* Énoncé du problème:
D'après le texte sur les médecines parallèles pour animaux, expliquez pourquoi la branche vétérinaire examine les possibilités thérapeutiques de ces méthodes.

Les médecines parallèles séduisent les propriétaires d’animaux

Berne (Suisse), 16 mars 2004 – L’homéopathie pour soigner l’eczéma de Médor, l’acupuncture pour soulager les irritations de Mistigri: de plus en plus de propriétaires d’animaux domestiques font confiance aux médecines parallèles en Suisse. Des méthodes douces qui ouvrent aussi des perspectives aux éleveurs.

Biorésonance, thérapie magnétique, massages thérapeutiques, homéopathie ou acupuncture: la liste des traitements censés favoriser la santé psychique et physique des animaux domestiques est longue. « Il y a un certain attrait pour les méthodes de soins alternatives », admet Charles Trolliet, responsable de la communication de la Société des vétérinaires suisses (SVS). Toute la palette de traitements à disposition pour les humains est aussi offerte pour les animaux.

Dans la foulée, des médecins vétérinaires se sont formés dans le domaine de l’acupuncture et de l’homéopathie. Par ailleurs, la branche examine les possibilités thérapeutiques. Il s’agit de cerner le potentiel et les limites de ces thérapies, précise Charles Trolliet. Les méthodes alternatives ne peuvent en effet être soutenues que lorsqu’elles reposent sur une base solide.

Peter Gurdan, vétérinaire cantonal de Bâle-Ville, constate lui aussi une tendance à expérimenter les méthodes parallèles. La demande est nettement plus grande qu’il y a dix ans.

« Le potentiel est immense », estime de son côté Andreas Grossniklaus, président de l’Association vétérinaire suisse pour l’acupuncture et l’homéopathie. Un traitement homéopathique peut être une bonne chose, pour autant qu’il n’y ait pas de problème chirurgical. Il peut à ses yeux renforcer le système immunitaire, mais on l’utilise aussi pour traiter des problèmes d’arthrite par exemple.

(Entrées de données extraites)
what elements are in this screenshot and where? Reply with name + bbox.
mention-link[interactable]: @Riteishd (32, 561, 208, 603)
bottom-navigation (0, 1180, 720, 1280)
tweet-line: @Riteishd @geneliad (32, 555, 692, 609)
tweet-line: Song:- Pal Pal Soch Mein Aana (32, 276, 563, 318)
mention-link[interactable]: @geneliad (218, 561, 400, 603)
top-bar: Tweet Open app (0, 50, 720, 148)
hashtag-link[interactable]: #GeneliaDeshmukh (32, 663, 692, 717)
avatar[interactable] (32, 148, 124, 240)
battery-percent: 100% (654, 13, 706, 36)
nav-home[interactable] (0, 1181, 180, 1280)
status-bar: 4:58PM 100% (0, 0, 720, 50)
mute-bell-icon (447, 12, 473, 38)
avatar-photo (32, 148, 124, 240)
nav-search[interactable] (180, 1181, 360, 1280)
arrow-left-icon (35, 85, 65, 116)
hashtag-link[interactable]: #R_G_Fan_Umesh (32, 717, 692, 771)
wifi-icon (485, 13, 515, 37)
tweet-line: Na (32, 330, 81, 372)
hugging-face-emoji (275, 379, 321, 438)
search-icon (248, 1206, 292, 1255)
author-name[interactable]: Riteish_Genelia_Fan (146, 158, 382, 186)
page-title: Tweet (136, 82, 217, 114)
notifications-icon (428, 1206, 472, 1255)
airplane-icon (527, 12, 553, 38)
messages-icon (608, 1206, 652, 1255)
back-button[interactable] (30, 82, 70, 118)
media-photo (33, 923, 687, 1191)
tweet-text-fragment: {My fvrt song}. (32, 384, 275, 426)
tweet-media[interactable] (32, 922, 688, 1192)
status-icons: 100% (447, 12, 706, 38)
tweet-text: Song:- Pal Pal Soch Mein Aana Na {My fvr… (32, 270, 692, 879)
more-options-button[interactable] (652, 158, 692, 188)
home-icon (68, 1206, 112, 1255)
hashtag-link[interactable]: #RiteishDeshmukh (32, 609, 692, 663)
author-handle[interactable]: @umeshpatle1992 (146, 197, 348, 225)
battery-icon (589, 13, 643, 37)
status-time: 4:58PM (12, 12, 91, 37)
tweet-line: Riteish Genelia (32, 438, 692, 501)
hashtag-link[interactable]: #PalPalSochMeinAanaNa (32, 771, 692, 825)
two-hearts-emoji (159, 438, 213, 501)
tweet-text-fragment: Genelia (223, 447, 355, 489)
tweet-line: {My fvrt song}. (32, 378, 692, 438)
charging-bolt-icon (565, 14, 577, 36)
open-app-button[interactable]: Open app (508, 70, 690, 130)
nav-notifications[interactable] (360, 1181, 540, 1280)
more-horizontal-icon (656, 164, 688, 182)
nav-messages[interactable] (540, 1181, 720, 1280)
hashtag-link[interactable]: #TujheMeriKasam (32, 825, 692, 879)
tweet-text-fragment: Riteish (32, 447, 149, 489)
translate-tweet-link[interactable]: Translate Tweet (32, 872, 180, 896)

* Espace de réponse:
La branche veut cerner le potentiel et les limites de ces thérapies, car les méthodes alternatives ne peuvent être soutenues que lorsqu'elles reposent sur une base solide.